Data records
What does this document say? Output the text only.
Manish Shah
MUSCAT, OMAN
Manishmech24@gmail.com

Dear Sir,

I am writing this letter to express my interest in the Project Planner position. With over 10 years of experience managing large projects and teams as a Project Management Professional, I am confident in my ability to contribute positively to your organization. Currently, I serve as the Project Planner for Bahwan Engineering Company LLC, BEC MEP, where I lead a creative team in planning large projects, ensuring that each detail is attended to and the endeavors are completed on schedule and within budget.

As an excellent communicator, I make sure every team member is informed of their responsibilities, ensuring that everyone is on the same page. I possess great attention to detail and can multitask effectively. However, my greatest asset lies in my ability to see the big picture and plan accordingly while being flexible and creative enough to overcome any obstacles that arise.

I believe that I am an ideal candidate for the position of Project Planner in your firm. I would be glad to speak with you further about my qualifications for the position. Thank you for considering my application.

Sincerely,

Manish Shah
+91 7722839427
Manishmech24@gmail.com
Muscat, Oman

Written task
Reproduce the full listing exactly.

Exercise answer
What does this document say? Output the text only.
Manish Shah
MUSCAT, OMAN
Manishmech24@gmail.com

Dear Sir,

I am writing this letter to express my interest in the Project Planner position. With over 10 years of experience managing large projects and teams as a Project Management Professional, I am confident in my ability to contribute positively to your organization. Currently, I serve as the Project Planner for Bahwan Engineering Company LLC, BEC MEP, where I lead a creative team in planning large projects, ensuring that each detail is attended to and the endeavors are completed on schedule and within budget.

As an excellent communicator, I make sure every team member is informed of their responsibilities, ensuring that everyone is on the same page. I possess great attention to detail and can multitask effectively. However, my greatest asset lies in my ability to see the big picture and plan accordingly while being flexible and creative enough to overcome any obstacles that arise.

I believe that I am an ideal candidate for the position of Project Planner in your firm. I would be glad to speak with you further about my qualifications for the position. Thank you for considering my application.

Sincerely,

Manish Shah
+91 7722839427
Manishmech24@gmail.com
Muscat, Oman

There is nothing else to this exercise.